▸ Task material:
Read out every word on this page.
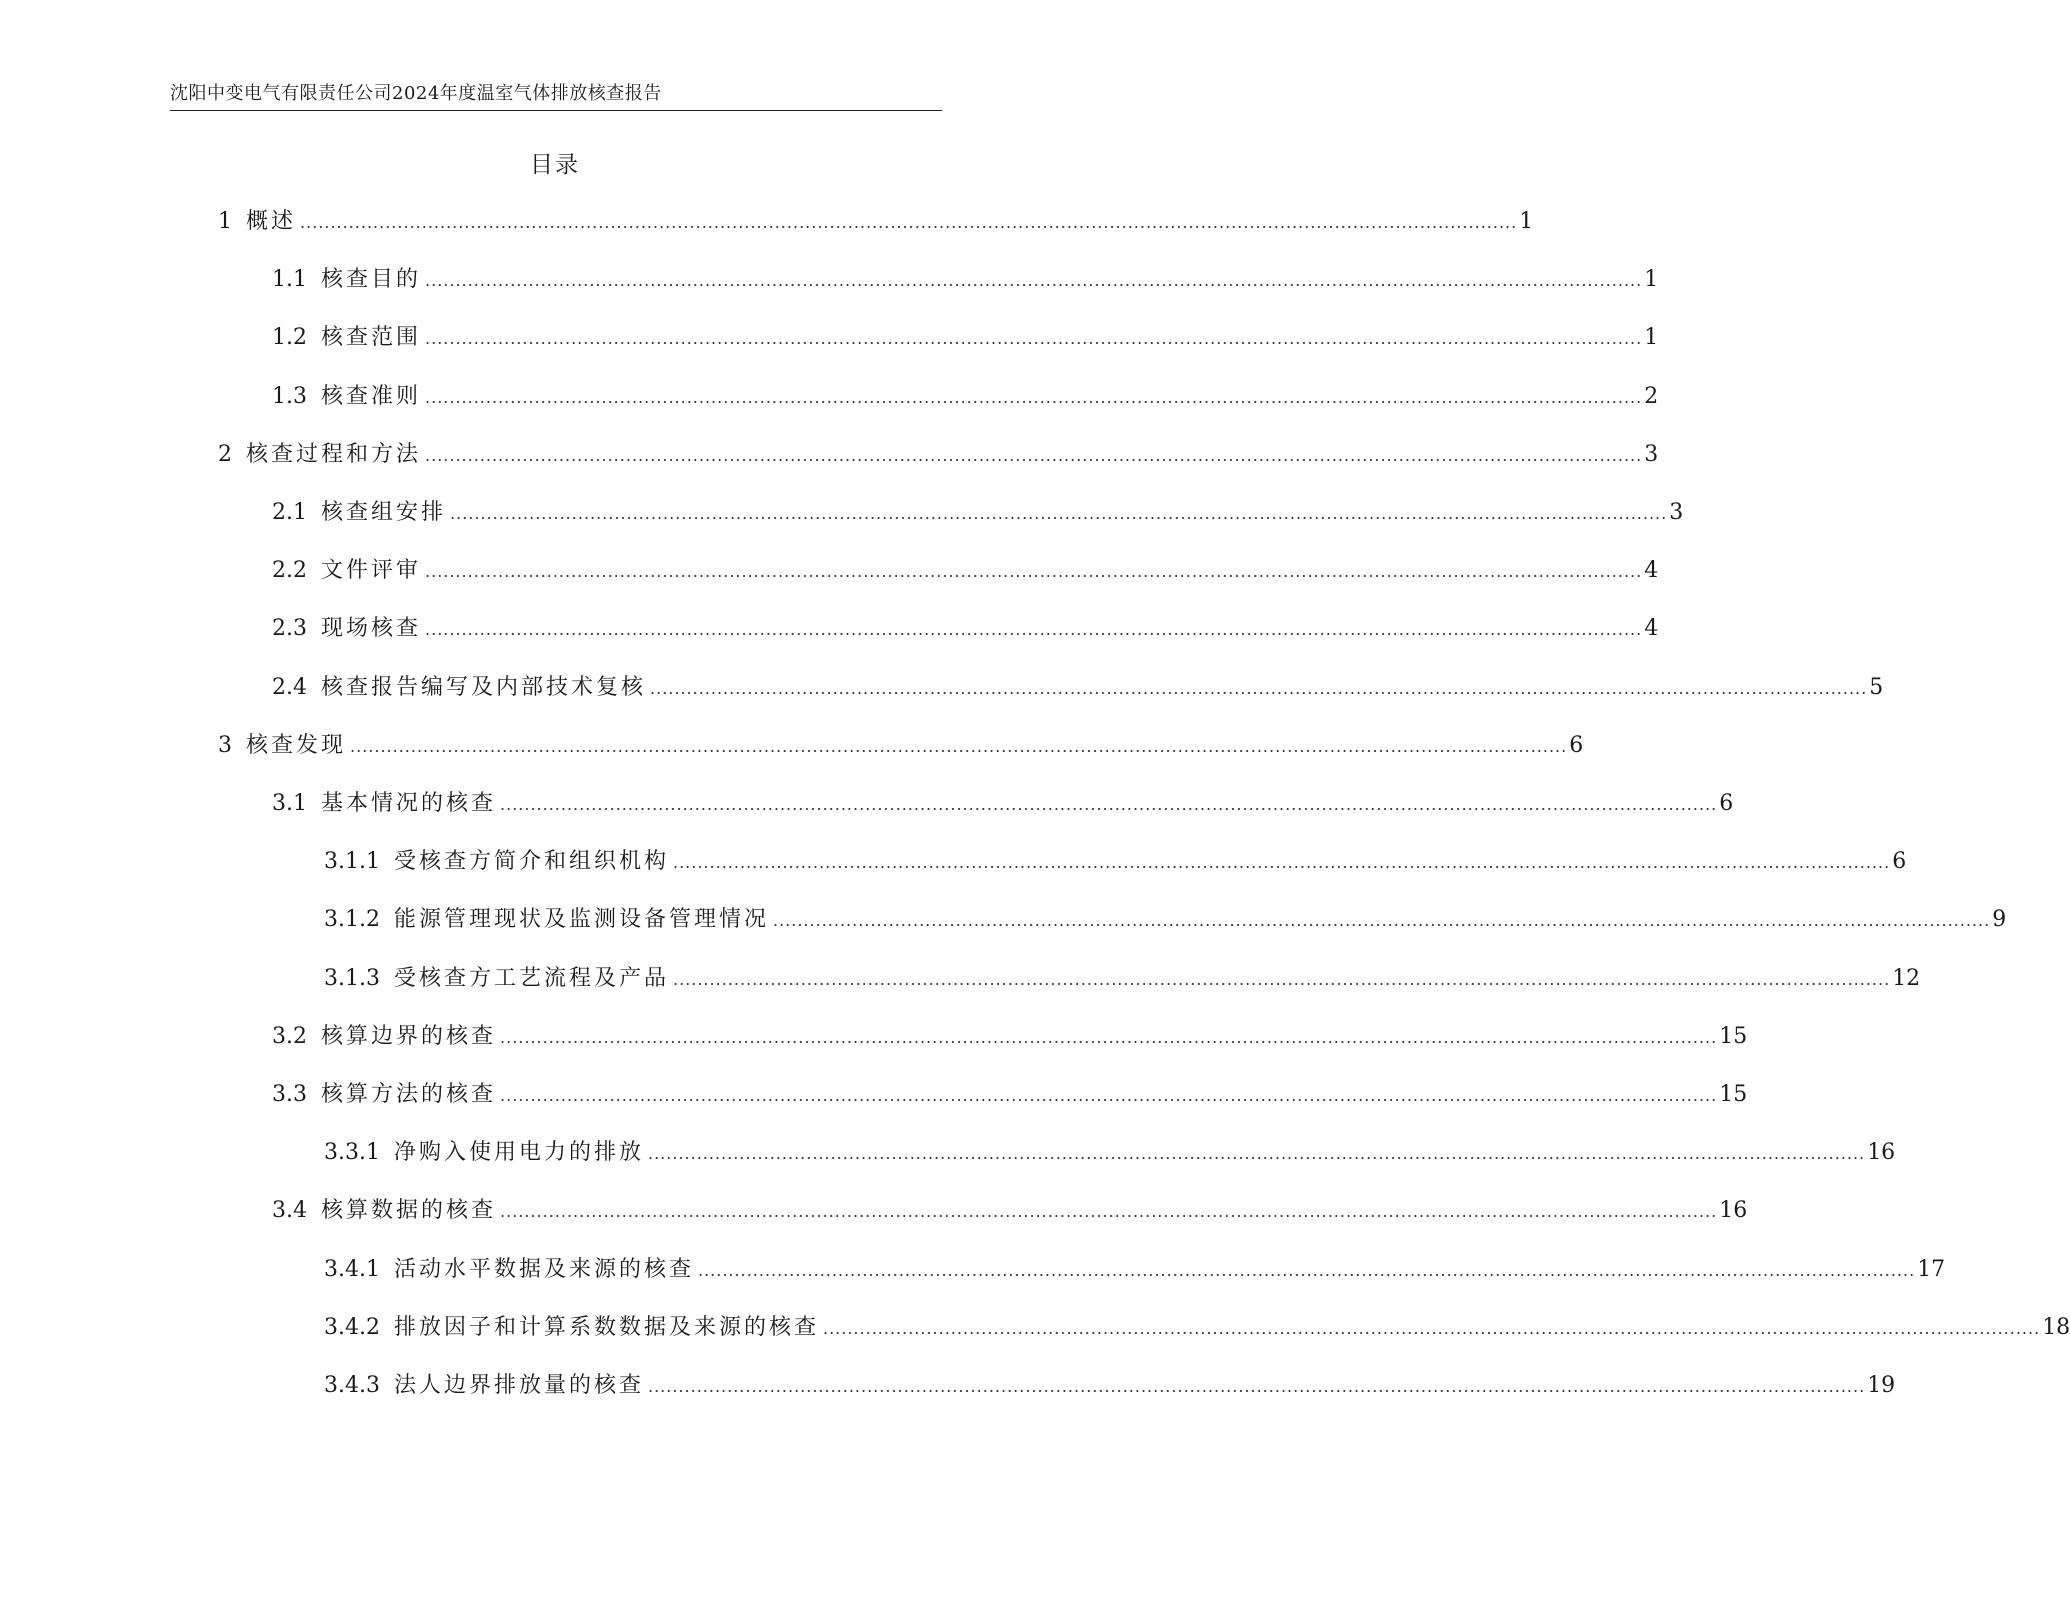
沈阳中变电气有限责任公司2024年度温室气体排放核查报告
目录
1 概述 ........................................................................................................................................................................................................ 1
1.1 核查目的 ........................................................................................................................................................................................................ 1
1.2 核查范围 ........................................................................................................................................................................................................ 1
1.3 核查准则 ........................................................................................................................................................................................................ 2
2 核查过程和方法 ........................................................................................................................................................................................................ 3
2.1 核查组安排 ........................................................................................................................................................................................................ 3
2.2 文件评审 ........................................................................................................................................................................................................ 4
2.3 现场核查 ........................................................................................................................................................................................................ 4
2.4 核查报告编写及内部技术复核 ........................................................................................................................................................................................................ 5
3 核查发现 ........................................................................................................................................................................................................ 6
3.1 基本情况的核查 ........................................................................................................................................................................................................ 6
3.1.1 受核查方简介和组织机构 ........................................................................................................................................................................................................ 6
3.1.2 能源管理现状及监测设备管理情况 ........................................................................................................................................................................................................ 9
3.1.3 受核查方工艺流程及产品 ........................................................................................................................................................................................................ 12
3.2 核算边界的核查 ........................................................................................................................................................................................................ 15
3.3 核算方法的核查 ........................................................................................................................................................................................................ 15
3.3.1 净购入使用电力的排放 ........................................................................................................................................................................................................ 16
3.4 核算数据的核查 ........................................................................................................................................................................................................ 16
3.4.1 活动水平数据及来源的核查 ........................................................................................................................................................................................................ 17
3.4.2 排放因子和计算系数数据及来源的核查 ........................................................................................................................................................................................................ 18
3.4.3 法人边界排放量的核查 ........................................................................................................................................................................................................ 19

==

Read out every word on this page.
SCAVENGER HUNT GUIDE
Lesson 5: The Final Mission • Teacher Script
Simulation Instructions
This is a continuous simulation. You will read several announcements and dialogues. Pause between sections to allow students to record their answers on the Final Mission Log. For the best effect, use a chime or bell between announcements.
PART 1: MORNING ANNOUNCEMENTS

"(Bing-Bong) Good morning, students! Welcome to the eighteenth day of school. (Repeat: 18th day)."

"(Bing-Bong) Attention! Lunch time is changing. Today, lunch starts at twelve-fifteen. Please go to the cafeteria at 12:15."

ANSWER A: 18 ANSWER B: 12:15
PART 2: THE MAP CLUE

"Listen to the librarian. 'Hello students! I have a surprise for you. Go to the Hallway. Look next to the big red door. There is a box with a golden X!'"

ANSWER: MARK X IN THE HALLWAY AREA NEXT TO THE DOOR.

...

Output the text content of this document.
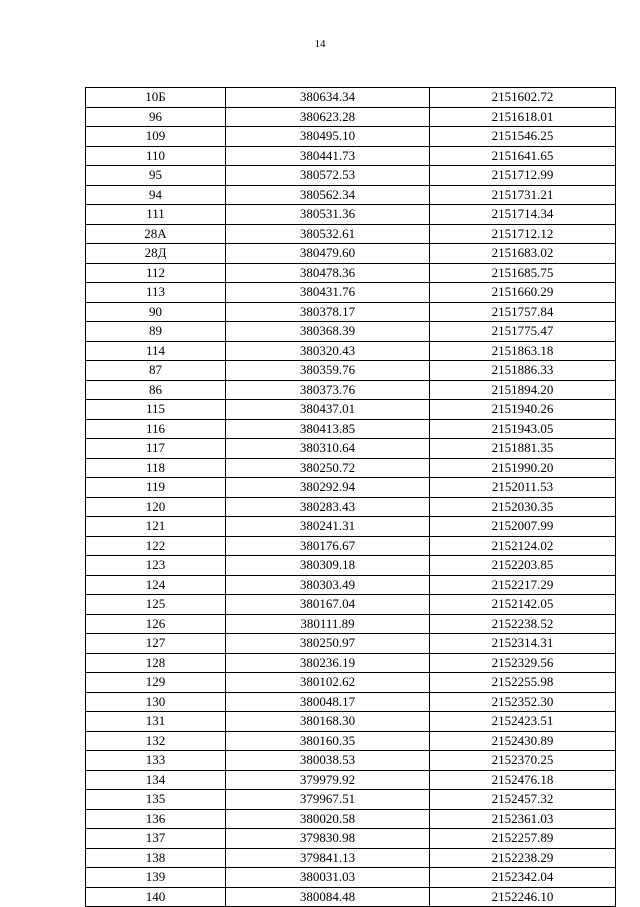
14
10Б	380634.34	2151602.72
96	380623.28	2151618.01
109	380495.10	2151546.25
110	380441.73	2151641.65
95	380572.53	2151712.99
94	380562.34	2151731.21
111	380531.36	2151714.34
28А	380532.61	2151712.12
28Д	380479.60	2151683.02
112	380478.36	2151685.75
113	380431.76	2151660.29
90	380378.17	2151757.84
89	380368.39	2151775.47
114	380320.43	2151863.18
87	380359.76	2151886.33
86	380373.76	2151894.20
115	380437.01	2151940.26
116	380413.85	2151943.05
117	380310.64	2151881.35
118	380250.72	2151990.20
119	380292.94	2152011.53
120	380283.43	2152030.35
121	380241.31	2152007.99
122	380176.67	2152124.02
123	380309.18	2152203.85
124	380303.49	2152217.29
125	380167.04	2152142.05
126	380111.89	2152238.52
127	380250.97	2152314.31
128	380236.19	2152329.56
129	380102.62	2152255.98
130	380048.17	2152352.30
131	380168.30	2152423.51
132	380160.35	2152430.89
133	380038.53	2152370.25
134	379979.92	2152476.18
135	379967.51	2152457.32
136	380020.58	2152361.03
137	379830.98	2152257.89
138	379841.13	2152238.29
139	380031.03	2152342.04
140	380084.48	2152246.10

▸ Exercise brief:
In the records above, locate every line with the string "Final" and copy it.

▸ The solution:
Lesson 5: The Final Mission • Teacher Script
This is a continuous simulation. You will read several announcements and dialogues. Pause between sections to allow students to record their answers on the Final Mission Log. For the best effect, use a chime or bell between announcements.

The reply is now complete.